Given exercise
Locate all lines with the word "Mensajes". Copy them.

[Dataset items]
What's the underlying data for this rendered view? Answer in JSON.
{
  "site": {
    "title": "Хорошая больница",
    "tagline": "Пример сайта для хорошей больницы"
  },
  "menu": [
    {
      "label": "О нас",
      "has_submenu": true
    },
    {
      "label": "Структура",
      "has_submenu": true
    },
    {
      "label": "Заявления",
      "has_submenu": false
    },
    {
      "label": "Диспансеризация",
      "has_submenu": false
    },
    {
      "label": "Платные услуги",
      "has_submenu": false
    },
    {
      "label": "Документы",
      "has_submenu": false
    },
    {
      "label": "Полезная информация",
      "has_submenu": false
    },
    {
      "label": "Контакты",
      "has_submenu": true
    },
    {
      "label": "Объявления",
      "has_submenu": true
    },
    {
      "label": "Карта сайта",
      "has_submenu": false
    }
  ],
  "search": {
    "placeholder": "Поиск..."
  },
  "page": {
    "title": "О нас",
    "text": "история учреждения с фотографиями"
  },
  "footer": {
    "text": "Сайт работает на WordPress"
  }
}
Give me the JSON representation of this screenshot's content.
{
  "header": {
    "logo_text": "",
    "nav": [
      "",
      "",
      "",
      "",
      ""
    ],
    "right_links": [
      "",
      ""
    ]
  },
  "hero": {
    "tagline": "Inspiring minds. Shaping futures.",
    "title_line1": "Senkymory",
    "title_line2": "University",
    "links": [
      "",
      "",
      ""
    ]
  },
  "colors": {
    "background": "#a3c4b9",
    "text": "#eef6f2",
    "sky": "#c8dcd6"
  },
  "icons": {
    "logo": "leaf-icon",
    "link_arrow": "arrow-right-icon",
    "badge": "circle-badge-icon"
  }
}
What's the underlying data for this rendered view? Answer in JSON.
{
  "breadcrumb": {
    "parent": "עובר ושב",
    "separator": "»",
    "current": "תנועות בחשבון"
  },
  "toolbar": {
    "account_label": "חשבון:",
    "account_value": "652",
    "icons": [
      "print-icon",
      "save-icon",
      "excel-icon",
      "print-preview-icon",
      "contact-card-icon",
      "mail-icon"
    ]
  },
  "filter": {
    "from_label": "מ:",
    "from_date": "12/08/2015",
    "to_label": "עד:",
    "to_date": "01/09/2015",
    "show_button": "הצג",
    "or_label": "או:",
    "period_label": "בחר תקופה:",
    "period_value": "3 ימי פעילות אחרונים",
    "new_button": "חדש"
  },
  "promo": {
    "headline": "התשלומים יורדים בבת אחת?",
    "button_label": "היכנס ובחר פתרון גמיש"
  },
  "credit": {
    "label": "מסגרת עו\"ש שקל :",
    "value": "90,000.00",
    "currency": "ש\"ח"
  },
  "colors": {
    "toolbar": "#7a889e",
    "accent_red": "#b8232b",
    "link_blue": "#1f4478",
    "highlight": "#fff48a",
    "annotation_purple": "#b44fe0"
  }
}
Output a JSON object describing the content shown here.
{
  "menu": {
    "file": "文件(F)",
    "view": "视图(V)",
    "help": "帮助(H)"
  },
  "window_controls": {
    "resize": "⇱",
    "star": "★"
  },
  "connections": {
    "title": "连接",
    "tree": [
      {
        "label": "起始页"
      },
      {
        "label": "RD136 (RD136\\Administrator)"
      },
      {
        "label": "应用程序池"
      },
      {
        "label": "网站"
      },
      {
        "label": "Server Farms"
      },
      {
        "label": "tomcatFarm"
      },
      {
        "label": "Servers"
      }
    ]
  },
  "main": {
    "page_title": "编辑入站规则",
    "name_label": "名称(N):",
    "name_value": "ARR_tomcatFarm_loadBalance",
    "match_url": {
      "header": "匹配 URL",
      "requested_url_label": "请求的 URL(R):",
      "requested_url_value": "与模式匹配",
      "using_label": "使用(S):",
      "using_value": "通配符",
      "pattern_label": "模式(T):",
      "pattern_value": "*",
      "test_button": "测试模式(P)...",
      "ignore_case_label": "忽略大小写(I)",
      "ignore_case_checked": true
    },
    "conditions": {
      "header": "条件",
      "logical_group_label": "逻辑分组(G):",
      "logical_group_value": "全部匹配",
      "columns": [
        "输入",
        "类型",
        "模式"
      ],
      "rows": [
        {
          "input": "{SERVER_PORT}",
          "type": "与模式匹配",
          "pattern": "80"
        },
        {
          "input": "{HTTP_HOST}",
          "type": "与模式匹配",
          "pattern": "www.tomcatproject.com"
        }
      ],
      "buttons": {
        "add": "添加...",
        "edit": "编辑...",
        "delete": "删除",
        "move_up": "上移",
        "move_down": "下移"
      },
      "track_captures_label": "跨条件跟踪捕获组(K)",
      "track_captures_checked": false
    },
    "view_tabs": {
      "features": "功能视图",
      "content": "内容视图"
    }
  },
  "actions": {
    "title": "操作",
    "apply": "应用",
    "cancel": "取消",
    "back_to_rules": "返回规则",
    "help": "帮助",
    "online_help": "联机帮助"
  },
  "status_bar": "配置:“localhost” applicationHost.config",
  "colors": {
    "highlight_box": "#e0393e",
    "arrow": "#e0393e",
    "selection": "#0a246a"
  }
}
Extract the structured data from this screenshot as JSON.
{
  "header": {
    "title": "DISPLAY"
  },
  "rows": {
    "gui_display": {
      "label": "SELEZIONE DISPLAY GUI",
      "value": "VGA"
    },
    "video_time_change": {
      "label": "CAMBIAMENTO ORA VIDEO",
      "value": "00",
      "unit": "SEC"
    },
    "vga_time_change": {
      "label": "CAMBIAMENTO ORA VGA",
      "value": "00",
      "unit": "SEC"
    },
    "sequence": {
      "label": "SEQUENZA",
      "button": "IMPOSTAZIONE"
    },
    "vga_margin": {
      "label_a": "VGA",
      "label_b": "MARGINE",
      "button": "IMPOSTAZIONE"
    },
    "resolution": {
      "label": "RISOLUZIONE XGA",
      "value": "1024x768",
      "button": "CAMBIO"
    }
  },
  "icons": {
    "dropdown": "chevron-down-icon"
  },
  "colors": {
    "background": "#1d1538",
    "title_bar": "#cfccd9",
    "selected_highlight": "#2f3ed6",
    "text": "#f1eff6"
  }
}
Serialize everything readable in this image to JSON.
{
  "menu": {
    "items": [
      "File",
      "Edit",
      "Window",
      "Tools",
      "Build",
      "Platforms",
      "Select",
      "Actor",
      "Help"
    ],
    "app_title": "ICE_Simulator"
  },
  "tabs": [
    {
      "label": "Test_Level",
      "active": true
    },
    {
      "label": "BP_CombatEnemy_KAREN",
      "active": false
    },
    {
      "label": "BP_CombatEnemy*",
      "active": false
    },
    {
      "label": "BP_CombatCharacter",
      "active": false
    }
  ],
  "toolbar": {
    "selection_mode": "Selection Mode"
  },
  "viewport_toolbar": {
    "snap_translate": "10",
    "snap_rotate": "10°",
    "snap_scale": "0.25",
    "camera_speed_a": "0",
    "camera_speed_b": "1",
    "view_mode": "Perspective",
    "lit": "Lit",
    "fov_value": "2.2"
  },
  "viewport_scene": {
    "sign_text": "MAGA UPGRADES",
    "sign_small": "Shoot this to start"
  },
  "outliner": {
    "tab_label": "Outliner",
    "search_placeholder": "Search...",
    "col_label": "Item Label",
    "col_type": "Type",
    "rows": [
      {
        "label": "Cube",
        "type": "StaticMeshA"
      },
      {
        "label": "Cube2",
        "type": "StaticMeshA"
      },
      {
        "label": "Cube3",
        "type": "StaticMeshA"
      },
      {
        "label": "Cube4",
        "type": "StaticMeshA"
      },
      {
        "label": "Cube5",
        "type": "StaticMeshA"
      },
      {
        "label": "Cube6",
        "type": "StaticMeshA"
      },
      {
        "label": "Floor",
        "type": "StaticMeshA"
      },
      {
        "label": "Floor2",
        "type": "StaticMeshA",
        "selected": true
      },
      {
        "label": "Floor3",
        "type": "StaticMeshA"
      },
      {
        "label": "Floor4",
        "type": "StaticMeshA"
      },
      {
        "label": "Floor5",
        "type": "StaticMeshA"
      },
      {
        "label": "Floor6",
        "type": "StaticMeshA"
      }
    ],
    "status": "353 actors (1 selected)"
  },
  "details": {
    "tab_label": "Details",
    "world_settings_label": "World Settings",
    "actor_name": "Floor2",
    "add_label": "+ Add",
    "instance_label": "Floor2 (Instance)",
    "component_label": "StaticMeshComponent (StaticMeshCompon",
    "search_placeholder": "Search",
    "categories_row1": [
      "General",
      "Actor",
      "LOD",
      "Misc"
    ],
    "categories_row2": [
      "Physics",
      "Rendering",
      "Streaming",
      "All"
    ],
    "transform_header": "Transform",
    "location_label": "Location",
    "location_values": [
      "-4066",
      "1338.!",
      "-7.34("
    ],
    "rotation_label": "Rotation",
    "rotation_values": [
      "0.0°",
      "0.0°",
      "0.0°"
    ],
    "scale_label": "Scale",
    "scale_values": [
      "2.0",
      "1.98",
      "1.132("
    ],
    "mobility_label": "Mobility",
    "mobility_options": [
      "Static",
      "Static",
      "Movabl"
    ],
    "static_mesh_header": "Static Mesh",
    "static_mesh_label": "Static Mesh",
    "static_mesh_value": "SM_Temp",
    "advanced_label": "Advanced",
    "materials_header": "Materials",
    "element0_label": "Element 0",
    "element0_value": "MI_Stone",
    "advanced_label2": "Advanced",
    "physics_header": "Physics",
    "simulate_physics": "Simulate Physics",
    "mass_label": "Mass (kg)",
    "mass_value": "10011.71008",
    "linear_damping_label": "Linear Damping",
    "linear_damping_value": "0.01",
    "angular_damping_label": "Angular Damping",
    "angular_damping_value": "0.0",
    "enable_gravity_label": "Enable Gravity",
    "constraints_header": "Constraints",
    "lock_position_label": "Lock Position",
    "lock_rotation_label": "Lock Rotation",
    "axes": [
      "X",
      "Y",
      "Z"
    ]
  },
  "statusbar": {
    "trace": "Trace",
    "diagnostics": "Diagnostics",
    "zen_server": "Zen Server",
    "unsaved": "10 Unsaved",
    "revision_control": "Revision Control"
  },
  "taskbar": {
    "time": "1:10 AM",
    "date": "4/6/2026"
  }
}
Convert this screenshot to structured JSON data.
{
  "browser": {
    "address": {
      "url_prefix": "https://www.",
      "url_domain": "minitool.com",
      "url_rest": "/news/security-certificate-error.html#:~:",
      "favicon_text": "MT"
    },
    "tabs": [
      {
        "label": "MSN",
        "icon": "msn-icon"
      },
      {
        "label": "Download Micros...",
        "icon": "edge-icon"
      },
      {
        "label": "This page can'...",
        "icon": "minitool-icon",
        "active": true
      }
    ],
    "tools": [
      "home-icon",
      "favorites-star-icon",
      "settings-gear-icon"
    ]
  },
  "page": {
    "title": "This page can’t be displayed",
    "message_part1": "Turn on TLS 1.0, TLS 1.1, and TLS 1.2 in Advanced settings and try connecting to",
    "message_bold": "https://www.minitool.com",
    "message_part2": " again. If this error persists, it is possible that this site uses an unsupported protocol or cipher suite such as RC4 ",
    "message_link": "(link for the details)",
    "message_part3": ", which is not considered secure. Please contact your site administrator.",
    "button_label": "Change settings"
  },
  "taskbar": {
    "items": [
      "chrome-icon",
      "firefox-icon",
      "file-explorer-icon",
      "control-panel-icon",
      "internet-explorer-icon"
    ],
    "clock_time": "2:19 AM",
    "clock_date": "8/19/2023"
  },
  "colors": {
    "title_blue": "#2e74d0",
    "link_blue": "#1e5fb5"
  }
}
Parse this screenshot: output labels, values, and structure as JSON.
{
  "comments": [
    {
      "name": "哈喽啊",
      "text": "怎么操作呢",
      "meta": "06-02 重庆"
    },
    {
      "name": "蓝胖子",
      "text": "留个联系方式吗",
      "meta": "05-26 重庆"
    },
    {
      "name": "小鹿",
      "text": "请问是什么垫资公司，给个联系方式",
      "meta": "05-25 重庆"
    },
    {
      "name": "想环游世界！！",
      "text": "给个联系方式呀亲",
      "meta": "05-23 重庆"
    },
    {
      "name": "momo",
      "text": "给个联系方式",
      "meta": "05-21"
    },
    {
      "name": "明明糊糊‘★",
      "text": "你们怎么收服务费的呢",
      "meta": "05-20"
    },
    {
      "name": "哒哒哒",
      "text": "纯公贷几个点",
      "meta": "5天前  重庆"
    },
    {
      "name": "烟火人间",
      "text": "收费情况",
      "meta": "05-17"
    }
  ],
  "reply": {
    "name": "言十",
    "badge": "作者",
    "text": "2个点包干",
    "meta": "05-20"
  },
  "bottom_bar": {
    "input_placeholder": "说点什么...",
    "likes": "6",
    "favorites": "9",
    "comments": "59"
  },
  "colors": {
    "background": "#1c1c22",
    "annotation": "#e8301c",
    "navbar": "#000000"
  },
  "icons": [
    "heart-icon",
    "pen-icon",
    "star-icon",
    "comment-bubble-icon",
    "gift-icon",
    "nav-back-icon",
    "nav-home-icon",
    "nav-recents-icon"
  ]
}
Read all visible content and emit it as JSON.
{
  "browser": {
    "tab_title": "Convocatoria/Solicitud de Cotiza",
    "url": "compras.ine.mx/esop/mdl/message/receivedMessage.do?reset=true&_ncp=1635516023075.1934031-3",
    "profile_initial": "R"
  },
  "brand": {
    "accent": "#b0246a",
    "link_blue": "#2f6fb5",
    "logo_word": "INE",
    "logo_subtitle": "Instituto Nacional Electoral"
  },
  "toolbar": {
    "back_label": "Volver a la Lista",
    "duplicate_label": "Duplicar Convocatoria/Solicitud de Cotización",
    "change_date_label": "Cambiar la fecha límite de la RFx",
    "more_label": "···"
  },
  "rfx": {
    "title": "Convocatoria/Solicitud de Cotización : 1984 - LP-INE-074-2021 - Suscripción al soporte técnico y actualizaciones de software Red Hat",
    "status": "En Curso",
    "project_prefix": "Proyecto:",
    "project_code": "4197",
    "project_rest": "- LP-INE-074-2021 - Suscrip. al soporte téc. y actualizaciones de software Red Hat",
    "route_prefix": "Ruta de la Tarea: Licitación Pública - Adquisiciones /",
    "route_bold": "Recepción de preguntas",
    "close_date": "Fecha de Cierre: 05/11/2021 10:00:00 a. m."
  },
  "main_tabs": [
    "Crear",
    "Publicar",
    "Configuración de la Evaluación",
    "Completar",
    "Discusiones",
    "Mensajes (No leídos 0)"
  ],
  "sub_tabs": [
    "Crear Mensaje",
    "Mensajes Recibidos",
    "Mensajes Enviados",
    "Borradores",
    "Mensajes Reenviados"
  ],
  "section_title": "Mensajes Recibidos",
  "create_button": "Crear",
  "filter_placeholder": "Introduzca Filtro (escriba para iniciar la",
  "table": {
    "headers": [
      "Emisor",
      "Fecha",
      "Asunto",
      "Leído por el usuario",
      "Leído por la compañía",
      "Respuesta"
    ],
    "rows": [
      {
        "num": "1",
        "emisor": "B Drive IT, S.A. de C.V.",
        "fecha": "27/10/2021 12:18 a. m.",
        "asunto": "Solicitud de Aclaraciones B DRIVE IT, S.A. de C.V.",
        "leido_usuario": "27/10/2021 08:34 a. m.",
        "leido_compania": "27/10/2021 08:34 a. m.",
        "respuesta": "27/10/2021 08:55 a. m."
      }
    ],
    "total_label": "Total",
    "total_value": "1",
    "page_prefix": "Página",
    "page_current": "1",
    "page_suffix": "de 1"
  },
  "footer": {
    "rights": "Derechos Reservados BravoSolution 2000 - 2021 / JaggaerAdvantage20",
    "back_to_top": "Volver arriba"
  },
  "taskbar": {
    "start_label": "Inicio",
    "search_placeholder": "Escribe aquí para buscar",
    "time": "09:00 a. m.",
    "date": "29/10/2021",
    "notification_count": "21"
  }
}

Answer for this exercise
    "Mensajes (No leídos 0)"
    "Mensajes Recibidos",
    "Mensajes Enviados",
    "Mensajes Reenviados"
  "section_title": "Mensajes Recibidos",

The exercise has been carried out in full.